_Given data_:
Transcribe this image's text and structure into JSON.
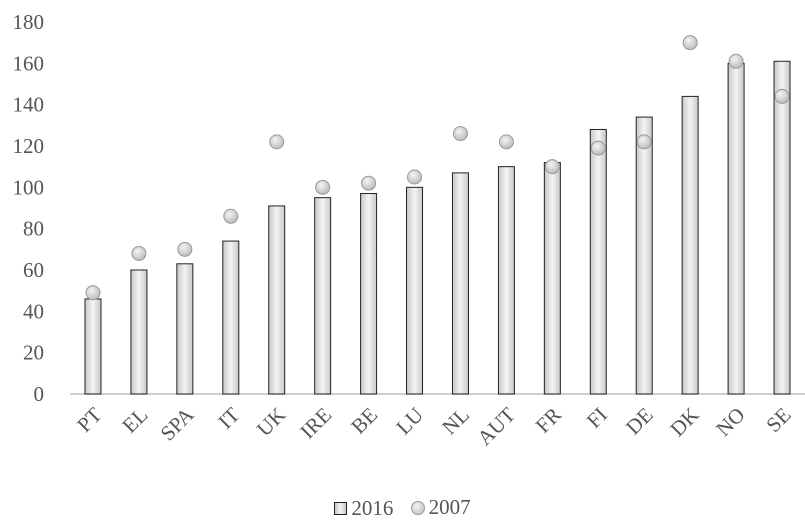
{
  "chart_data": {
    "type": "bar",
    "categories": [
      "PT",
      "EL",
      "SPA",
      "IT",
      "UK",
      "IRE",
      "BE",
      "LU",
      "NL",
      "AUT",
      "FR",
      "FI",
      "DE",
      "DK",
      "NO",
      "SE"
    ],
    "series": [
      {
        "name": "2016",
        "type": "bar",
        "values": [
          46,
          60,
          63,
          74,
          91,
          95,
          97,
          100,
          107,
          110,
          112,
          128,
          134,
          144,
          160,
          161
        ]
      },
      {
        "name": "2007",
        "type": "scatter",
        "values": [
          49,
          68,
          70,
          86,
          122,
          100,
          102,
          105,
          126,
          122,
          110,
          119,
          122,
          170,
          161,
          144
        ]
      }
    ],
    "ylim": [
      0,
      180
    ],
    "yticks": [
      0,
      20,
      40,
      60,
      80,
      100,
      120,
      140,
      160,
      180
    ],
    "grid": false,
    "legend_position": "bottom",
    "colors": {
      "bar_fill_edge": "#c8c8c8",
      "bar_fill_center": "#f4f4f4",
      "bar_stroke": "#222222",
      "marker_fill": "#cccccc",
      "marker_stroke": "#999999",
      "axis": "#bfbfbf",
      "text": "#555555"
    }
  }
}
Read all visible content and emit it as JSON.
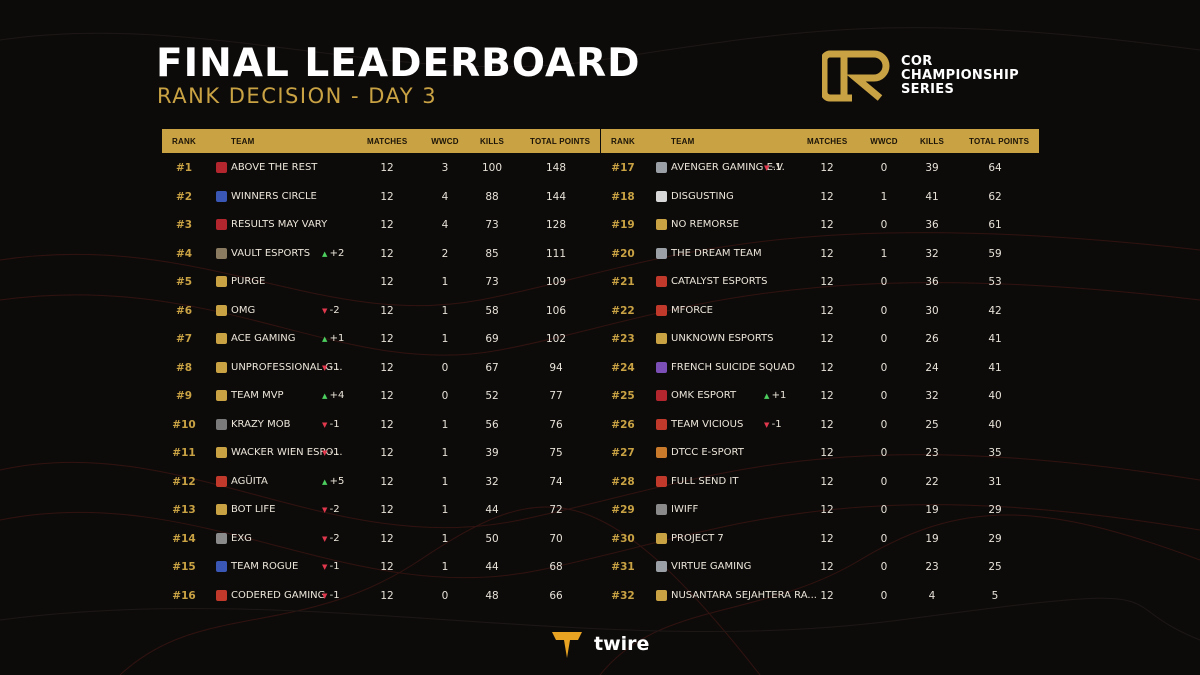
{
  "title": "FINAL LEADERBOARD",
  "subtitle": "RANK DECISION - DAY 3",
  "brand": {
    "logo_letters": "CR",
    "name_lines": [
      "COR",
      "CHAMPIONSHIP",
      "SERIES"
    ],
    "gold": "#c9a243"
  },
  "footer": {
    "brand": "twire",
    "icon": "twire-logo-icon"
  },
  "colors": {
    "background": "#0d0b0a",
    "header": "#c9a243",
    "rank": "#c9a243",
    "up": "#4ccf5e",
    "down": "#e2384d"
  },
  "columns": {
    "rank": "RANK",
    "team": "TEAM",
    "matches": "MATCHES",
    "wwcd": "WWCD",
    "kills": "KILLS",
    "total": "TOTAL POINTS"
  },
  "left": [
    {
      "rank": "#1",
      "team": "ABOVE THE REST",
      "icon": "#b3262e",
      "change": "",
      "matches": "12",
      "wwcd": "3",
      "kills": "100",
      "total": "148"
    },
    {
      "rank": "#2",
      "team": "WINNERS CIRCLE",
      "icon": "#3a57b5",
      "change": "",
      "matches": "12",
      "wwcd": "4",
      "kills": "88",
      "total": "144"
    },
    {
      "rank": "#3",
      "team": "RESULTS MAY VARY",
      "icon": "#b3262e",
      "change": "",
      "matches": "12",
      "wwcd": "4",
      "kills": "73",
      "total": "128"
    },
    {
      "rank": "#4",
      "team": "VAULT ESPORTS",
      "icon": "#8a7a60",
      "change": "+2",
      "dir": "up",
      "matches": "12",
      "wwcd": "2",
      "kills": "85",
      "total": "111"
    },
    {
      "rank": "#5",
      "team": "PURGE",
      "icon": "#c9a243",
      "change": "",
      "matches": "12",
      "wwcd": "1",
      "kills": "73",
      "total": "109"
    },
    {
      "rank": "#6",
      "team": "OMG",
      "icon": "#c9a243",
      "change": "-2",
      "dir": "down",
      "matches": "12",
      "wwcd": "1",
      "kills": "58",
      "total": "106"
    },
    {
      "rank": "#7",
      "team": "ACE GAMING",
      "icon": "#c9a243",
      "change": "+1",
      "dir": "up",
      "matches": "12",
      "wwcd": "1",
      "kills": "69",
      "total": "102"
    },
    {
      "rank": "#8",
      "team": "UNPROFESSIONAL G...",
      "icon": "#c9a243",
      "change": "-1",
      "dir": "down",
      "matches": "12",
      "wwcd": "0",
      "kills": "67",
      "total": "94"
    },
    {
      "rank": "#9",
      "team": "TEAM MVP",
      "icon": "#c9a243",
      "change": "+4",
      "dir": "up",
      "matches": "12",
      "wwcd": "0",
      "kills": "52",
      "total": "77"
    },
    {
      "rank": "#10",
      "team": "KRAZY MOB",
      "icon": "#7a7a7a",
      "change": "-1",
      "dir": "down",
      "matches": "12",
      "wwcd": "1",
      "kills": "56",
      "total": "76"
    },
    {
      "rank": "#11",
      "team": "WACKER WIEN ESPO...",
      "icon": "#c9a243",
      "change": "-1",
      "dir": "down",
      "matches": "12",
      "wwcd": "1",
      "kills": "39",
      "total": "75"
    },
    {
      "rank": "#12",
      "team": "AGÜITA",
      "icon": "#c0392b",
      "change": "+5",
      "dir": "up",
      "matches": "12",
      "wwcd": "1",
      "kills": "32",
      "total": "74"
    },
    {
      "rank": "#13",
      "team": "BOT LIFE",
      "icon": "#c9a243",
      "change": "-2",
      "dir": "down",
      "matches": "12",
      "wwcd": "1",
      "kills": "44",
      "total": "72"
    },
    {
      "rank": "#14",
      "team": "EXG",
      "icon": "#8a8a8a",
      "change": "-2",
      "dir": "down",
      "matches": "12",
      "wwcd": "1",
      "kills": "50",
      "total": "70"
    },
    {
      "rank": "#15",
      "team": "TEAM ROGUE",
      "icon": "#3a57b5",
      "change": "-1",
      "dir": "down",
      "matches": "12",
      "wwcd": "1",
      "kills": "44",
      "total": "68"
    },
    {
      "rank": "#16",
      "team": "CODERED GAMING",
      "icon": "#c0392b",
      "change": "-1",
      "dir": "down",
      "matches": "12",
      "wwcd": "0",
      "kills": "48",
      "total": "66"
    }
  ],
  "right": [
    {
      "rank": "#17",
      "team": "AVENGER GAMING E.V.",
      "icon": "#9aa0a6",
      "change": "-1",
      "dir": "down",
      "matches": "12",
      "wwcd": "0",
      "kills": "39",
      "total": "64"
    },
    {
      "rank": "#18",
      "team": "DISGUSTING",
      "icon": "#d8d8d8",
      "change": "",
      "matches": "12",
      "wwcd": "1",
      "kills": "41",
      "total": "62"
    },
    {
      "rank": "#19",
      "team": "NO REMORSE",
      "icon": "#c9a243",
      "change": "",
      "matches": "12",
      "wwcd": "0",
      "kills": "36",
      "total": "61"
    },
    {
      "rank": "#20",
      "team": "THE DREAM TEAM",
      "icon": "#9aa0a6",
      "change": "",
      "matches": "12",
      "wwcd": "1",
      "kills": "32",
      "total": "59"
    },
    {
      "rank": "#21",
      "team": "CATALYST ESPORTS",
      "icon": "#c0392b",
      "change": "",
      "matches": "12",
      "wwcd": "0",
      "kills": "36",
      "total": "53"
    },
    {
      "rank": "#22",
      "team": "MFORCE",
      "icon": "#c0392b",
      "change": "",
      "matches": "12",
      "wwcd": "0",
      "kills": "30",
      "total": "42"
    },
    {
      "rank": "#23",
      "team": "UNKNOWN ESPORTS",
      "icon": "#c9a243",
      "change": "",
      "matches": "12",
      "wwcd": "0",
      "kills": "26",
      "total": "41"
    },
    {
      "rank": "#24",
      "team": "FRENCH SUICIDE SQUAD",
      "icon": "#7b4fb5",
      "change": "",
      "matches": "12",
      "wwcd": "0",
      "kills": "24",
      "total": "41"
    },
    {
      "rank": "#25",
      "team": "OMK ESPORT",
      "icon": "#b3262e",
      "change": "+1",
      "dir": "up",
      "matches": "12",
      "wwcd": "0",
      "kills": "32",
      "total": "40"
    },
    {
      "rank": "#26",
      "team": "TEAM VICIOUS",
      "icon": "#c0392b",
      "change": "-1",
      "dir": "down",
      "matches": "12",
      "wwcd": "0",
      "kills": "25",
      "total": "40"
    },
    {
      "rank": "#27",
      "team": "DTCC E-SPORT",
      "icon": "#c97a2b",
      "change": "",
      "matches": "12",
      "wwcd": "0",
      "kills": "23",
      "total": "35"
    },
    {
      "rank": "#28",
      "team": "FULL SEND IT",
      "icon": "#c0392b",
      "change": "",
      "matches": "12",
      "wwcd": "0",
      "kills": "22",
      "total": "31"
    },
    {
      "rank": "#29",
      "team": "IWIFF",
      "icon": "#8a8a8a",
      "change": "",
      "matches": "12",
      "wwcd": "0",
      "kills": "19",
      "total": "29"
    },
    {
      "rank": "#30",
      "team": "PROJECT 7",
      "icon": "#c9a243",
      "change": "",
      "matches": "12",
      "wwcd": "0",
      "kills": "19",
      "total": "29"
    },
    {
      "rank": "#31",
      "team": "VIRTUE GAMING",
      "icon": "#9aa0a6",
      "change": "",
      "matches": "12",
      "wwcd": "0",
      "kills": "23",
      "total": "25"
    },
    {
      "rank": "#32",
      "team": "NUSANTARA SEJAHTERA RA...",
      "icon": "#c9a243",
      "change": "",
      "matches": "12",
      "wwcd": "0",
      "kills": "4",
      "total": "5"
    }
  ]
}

_Directive_: Show the lines of the records that contain the word "text".

_In response_:
Transcribe this image's text and structure into JSON.
      "text": "#555555"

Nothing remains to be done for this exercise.